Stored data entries
---------------
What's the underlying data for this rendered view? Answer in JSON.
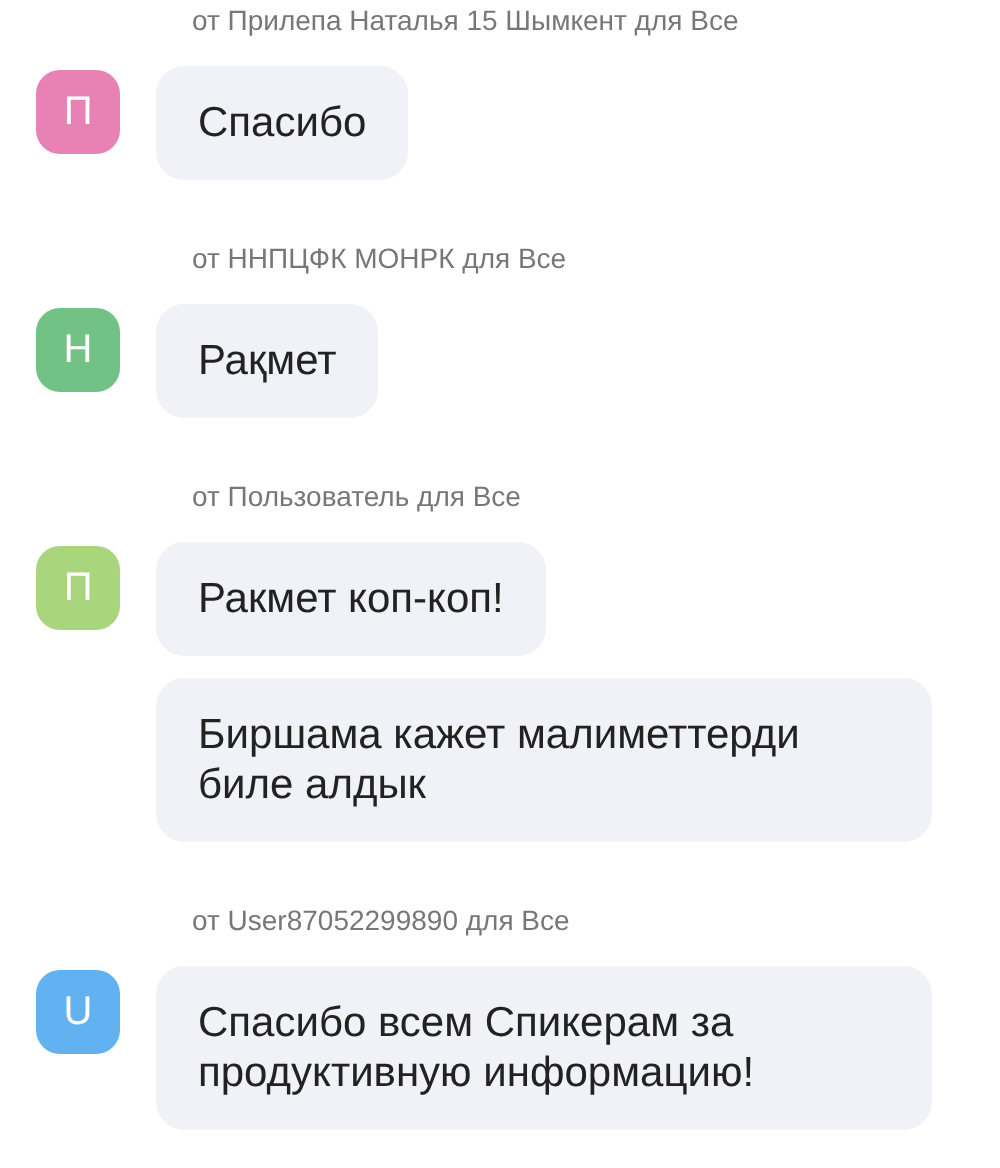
{
  "messages": [
    {
      "header": "от Прилепа Наталья 15 Шымкент для Все",
      "avatar": {
        "letter": "П",
        "color": "#e882b4"
      },
      "bubbles": [
        "Спасибо"
      ]
    },
    {
      "header": "от ННПЦФК МОНРК для Все",
      "avatar": {
        "letter": "Н",
        "color": "#72c286"
      },
      "bubbles": [
        "Рақмет"
      ]
    },
    {
      "header": "от Пользователь для Все",
      "avatar": {
        "letter": "П",
        "color": "#a9d57c"
      },
      "bubbles": [
        "Ракмет коп-коп!",
        "Биршама кажет малиметтерди биле алдык"
      ]
    },
    {
      "header": "от User87052299890 для Все",
      "avatar": {
        "letter": "U",
        "color": "#62b1f0"
      },
      "bubbles": [
        "Спасибо всем Спикерам за продуктивную информацию!"
      ]
    }
  ]
}
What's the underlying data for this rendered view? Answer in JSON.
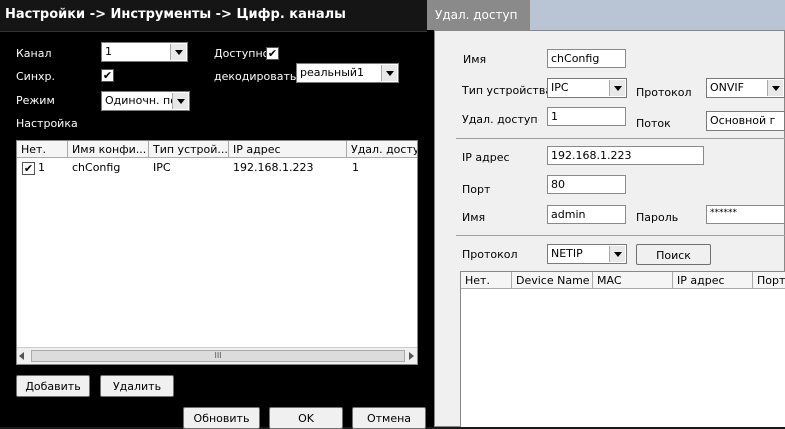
{
  "left": {
    "title": "Настройки -> Инструменты -> Цифр. каналы",
    "channel_label": "Канал",
    "channel_value": "1",
    "available_label": "Доступно",
    "sync_label": "Синхр.",
    "decode_label": "декодировать",
    "decode_value": "реальный1",
    "mode_label": "Режим",
    "mode_value": "Одиночн. под",
    "settings_label": "Настройка",
    "table": {
      "headers": [
        "Нет.",
        "Имя конфи...",
        "Тип устрой...",
        "IP адрес",
        "Удал. доступ"
      ],
      "rows": [
        {
          "num": "1",
          "name": "chConfig",
          "type": "IPC",
          "ip": "192.168.1.223",
          "remote": "1"
        }
      ],
      "scroll_grip": "III"
    },
    "add_button": "Добавить",
    "delete_button": "Удалить",
    "refresh_button": "Обновить",
    "ok_button": "OK",
    "cancel_button": "Отмена"
  },
  "right": {
    "title": "Удал. доступ",
    "name_label": "Имя",
    "name_value": "chConfig",
    "device_type_label": "Тип устройства",
    "device_type_value": "IPC",
    "protocol_label": "Протокол",
    "protocol_value": "ONVIF",
    "remote_label": "Удал. доступ",
    "remote_value": "1",
    "stream_label": "Поток",
    "stream_value": "Основной г",
    "ip_label": "IP адрес",
    "ip_value": "192.168.1.223",
    "port_label": "Порт",
    "port_value": "80",
    "user_label": "Имя",
    "user_value": "admin",
    "password_label": "Пароль",
    "password_value": "******",
    "search_protocol_label": "Протокол",
    "search_protocol_value": "NETIP",
    "search_button": "Поиск",
    "table_headers": [
      "Нет.",
      "Device Name",
      "MAC",
      "IP адрес",
      "Порт"
    ]
  }
}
---------------
Pick out the lines containing the string "color".

        "color": "#e882b4"
        "color": "#72c286"
        "color": "#a9d57c"
        "color": "#62b1f0"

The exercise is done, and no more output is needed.